▶ **Short problem**: Each line that holds the word "name" counts once; report how many lines do so and nothing else.

##### Records provided #####

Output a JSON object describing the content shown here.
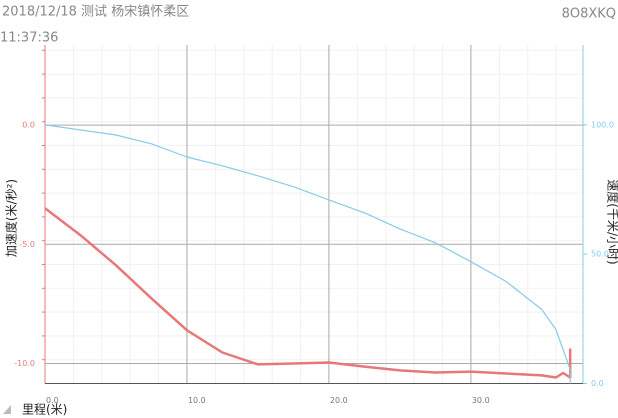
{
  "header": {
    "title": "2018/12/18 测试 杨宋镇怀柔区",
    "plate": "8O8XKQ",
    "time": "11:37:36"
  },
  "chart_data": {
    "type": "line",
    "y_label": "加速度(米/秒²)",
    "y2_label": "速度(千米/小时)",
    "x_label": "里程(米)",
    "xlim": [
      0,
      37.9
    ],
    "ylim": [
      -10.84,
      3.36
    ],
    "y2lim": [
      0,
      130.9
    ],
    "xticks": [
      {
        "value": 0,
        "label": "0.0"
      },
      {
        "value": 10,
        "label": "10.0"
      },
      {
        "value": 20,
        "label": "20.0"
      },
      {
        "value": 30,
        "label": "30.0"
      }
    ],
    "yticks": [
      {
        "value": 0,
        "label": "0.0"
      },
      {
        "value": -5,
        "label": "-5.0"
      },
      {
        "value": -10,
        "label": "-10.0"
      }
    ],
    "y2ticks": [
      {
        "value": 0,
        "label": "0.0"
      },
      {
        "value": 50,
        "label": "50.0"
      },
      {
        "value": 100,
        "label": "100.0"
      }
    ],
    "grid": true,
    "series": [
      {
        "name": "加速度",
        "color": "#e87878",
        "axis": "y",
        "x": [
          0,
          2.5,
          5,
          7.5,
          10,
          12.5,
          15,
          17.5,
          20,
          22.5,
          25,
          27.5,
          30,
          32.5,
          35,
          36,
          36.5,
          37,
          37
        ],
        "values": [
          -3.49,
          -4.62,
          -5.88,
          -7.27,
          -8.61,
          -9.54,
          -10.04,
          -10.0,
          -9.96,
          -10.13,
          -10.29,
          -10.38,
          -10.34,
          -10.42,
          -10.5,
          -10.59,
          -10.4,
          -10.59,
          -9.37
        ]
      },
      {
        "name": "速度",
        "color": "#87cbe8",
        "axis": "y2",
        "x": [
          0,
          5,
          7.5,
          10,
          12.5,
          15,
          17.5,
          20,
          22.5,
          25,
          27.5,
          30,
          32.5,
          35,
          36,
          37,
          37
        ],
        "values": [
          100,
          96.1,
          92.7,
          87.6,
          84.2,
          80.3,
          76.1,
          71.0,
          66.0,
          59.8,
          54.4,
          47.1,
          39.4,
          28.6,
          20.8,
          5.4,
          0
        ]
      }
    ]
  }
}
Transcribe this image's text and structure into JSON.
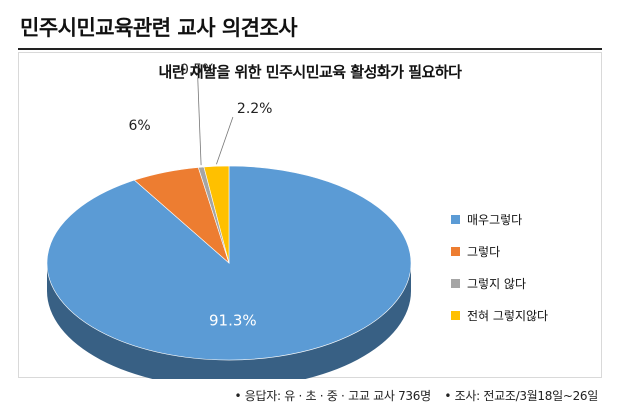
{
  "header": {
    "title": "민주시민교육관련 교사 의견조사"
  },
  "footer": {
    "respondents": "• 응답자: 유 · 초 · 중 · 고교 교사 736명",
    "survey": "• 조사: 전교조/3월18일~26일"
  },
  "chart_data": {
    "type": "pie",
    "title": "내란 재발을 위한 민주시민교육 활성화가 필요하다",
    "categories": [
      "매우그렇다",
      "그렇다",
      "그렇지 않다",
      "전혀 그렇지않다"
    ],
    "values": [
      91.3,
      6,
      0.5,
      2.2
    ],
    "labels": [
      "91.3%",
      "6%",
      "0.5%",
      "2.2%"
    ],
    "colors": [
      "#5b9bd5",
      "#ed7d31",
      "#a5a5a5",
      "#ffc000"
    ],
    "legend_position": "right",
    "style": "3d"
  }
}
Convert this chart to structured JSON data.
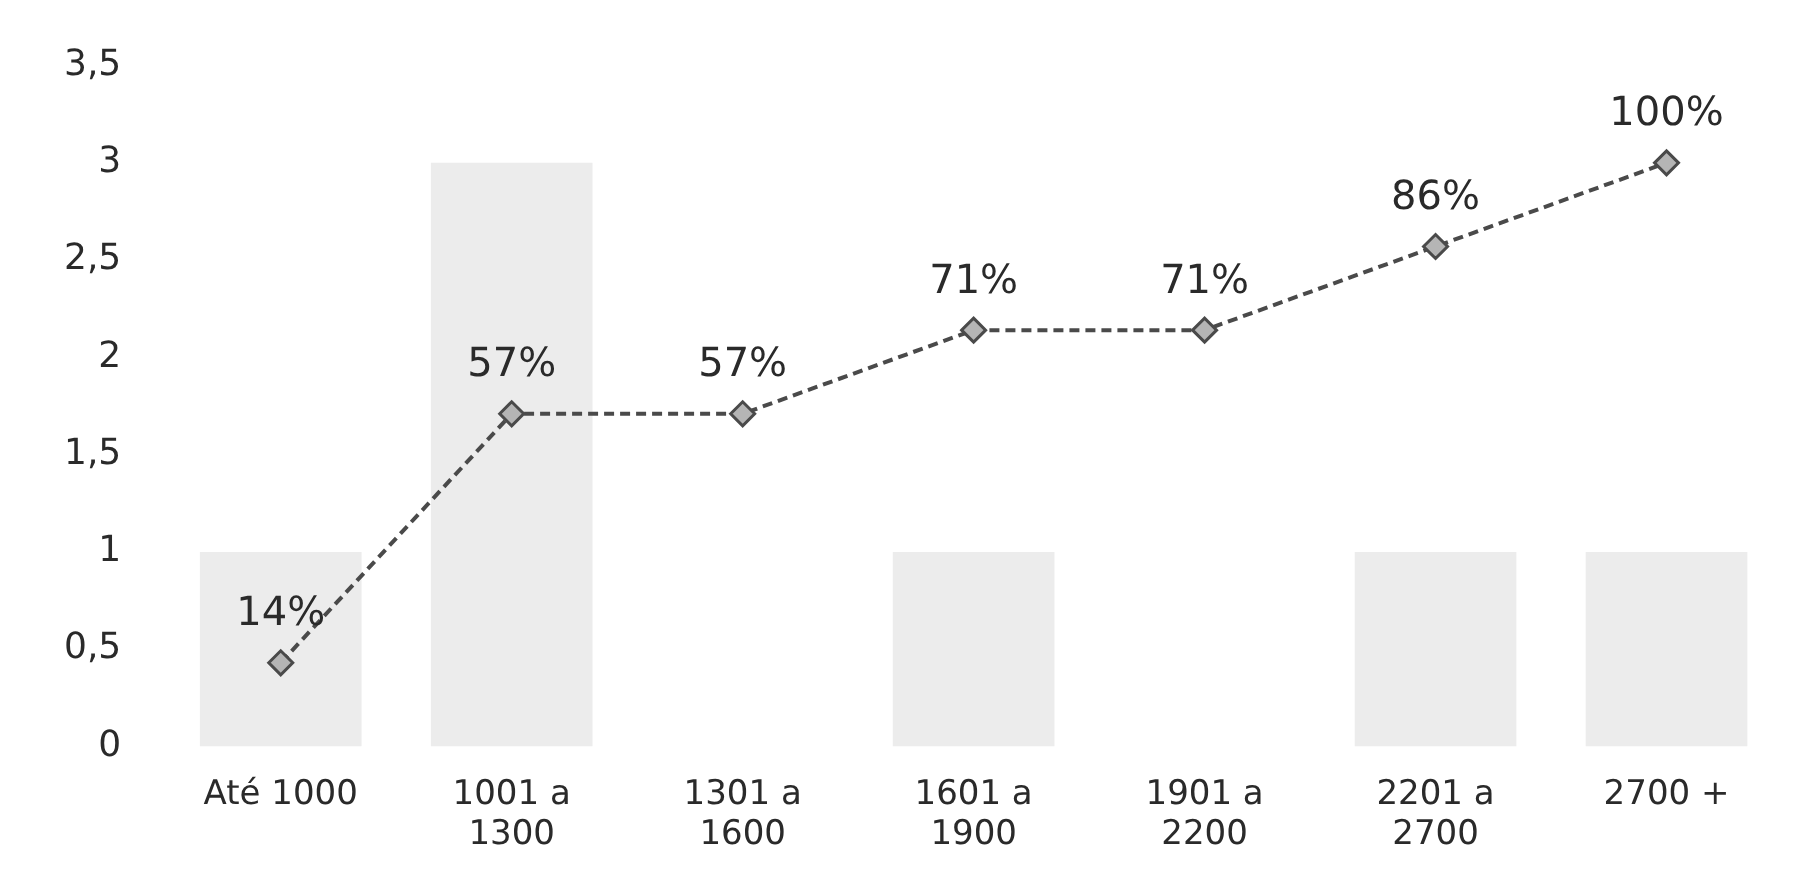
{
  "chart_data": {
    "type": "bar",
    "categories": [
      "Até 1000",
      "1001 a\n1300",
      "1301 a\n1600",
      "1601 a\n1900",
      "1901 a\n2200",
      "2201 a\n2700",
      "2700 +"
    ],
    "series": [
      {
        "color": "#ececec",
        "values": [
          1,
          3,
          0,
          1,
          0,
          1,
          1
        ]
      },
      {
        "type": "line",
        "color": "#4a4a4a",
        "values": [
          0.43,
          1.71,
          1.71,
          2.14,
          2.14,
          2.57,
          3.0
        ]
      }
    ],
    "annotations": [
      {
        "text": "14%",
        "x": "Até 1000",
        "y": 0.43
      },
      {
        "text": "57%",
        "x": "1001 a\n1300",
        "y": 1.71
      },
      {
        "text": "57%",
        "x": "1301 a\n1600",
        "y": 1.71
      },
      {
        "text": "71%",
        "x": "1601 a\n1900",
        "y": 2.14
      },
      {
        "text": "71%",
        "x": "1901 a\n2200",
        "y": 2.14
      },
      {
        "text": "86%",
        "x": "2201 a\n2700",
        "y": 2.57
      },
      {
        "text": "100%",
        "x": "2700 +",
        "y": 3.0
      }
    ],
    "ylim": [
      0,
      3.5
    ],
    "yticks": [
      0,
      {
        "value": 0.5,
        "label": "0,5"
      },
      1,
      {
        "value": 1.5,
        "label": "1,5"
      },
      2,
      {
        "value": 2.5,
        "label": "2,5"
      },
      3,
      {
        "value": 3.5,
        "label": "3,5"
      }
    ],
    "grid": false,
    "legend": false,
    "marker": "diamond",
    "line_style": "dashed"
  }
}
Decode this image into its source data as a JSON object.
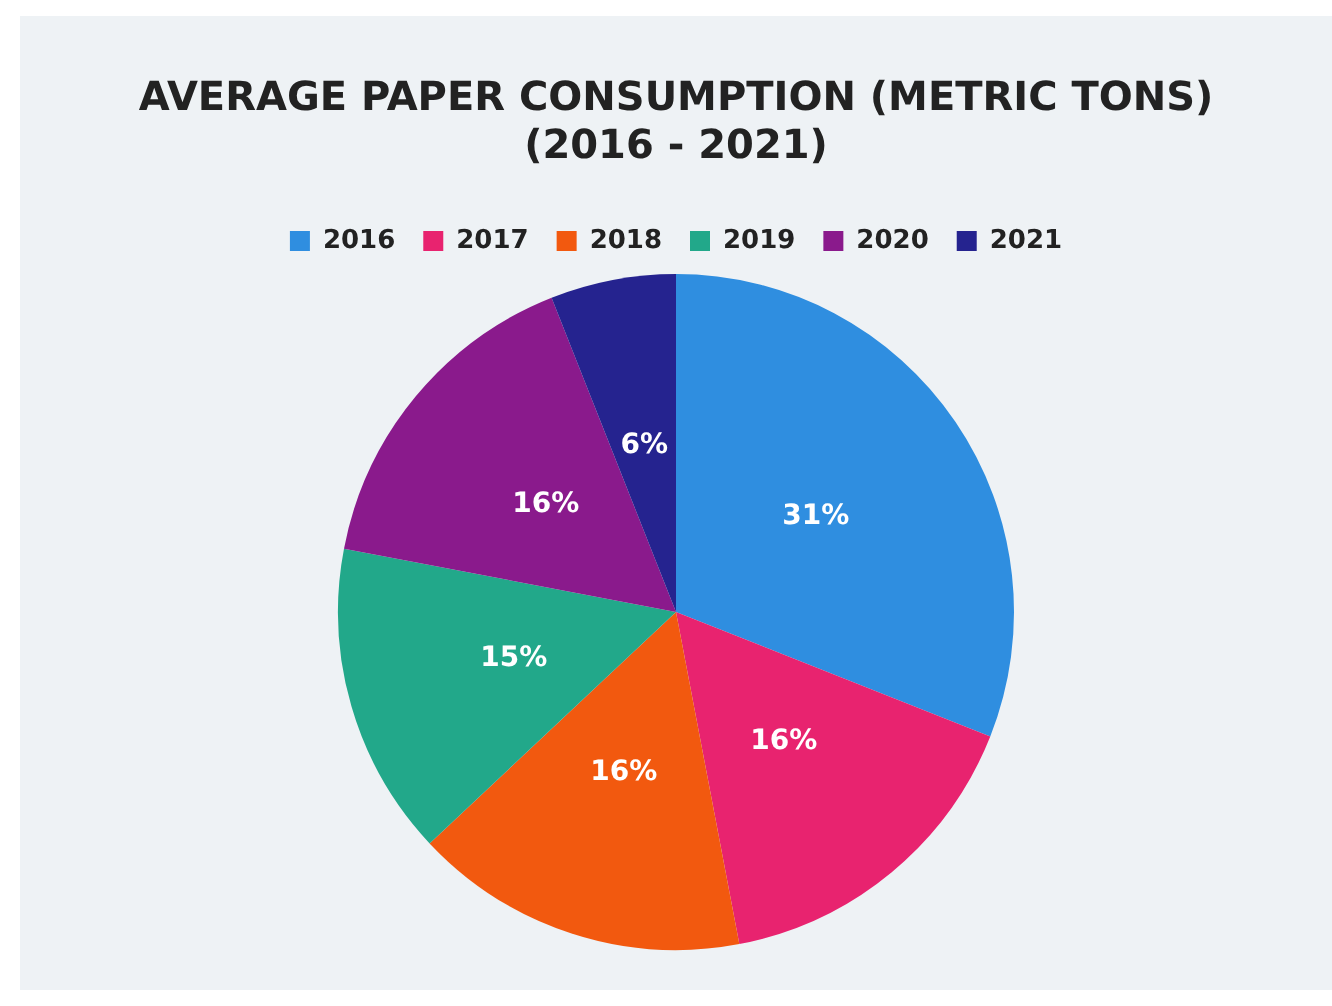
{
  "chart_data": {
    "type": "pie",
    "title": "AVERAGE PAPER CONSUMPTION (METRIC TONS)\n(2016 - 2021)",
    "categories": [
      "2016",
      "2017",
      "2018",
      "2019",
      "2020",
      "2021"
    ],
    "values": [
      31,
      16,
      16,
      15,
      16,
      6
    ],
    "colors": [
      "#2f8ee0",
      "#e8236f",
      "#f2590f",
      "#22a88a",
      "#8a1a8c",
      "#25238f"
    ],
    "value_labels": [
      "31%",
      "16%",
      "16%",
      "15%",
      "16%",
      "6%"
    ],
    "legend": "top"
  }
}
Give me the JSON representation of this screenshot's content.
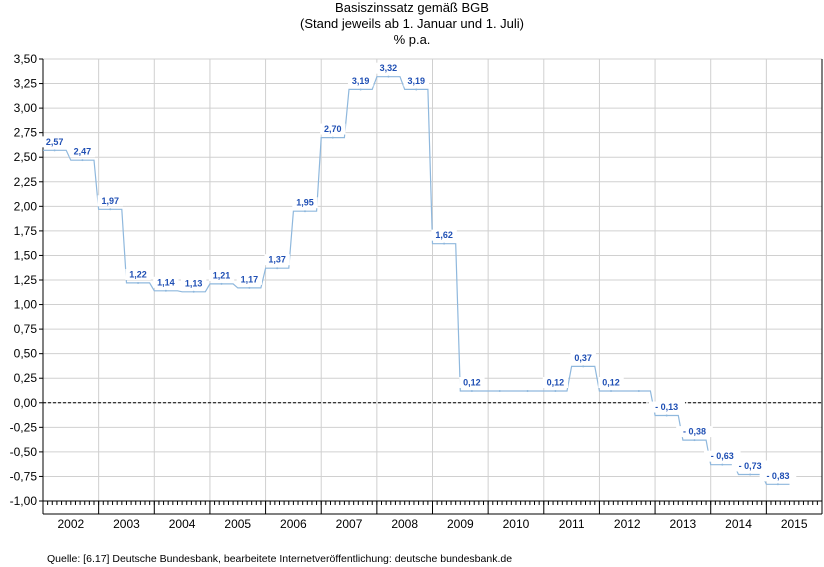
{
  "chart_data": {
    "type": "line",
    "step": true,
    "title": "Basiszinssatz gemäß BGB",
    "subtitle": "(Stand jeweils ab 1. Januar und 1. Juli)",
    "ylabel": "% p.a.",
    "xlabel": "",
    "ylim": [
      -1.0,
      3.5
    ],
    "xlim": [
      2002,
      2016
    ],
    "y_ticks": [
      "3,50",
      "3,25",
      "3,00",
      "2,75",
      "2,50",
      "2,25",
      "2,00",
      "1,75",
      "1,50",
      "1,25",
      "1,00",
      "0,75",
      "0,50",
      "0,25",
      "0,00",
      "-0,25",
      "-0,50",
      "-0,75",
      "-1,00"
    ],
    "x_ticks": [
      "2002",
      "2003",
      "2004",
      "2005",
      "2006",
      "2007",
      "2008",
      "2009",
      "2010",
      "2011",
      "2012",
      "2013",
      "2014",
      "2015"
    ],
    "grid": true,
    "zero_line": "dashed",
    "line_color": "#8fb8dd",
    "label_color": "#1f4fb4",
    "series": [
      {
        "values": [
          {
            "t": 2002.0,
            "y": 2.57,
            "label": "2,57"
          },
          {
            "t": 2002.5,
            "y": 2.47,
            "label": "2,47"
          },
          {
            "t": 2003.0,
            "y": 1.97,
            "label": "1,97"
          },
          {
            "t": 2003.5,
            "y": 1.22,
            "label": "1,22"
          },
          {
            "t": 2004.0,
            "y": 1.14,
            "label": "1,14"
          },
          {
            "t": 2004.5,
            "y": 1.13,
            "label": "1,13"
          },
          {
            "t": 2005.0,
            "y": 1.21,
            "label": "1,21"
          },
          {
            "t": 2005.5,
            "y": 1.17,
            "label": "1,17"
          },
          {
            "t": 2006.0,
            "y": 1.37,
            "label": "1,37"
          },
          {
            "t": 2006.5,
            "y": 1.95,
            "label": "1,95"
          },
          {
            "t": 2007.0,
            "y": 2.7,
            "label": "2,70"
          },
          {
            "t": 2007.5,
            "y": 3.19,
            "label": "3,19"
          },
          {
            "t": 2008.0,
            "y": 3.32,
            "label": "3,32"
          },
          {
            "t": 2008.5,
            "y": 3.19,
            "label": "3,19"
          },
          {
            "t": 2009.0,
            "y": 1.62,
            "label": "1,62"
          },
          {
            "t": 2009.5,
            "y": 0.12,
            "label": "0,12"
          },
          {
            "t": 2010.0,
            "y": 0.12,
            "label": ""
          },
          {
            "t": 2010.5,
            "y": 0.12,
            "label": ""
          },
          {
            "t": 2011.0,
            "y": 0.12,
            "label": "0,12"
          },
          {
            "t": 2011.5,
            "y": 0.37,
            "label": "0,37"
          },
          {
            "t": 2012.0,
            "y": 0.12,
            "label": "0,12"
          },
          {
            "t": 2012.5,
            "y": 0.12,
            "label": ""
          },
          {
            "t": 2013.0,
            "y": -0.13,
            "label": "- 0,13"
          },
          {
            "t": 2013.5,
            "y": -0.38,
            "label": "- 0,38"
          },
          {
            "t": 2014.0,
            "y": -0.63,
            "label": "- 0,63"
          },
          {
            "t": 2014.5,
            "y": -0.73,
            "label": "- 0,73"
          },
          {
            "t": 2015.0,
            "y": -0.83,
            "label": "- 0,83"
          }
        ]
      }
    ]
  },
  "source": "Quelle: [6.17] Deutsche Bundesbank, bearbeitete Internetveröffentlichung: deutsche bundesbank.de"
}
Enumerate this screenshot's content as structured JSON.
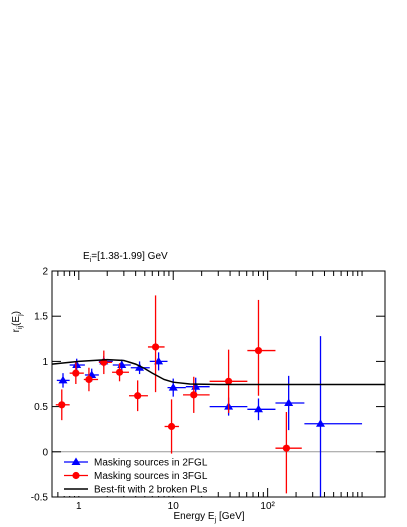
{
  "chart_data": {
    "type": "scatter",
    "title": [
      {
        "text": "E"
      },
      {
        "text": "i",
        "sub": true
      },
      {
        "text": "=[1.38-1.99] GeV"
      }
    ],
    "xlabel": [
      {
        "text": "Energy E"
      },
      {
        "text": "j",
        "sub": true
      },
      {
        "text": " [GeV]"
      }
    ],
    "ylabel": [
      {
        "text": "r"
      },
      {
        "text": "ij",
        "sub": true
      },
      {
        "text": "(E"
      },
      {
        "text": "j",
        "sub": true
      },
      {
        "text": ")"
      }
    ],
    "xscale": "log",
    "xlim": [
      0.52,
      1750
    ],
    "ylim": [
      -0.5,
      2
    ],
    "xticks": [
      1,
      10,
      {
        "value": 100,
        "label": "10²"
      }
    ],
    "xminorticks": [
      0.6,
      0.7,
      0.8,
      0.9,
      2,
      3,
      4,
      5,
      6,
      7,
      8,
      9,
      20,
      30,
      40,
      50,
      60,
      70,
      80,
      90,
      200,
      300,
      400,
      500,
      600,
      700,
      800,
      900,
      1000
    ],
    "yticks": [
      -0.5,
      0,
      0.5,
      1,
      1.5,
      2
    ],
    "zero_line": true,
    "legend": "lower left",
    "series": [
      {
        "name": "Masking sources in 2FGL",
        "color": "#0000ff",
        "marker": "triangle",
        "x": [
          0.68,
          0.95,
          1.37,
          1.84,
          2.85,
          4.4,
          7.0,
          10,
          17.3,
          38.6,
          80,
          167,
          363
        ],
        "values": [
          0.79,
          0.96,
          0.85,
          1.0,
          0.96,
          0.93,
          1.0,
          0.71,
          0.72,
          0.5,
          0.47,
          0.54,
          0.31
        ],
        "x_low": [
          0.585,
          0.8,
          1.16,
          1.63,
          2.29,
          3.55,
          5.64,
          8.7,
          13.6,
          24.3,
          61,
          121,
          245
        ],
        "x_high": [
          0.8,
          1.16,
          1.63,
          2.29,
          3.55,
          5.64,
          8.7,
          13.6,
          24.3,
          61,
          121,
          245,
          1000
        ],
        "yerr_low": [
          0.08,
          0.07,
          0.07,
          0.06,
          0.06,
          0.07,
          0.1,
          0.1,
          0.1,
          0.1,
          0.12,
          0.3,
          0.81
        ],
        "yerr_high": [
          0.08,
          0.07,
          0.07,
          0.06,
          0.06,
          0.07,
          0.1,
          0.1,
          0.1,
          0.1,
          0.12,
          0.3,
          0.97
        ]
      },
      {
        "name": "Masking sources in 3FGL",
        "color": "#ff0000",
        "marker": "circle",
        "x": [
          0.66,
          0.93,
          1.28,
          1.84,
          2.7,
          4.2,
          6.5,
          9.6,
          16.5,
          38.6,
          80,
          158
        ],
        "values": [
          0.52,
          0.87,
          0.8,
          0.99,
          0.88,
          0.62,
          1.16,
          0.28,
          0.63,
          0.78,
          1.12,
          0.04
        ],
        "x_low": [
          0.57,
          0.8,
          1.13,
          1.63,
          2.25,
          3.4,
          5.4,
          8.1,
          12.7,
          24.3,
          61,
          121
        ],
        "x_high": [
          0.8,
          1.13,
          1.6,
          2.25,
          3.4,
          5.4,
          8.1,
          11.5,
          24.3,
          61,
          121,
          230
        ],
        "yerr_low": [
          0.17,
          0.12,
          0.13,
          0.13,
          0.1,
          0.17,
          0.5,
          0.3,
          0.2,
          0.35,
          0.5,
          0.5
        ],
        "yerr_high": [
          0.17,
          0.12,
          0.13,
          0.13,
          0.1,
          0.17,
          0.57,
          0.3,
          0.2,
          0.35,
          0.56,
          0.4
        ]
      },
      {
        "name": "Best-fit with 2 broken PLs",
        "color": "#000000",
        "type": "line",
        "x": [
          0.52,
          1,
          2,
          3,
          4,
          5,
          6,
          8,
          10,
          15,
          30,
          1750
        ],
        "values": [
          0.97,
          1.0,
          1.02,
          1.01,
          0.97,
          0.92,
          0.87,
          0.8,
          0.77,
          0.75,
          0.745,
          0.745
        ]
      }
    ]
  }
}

#####

▶ **Solution for this problem**: 5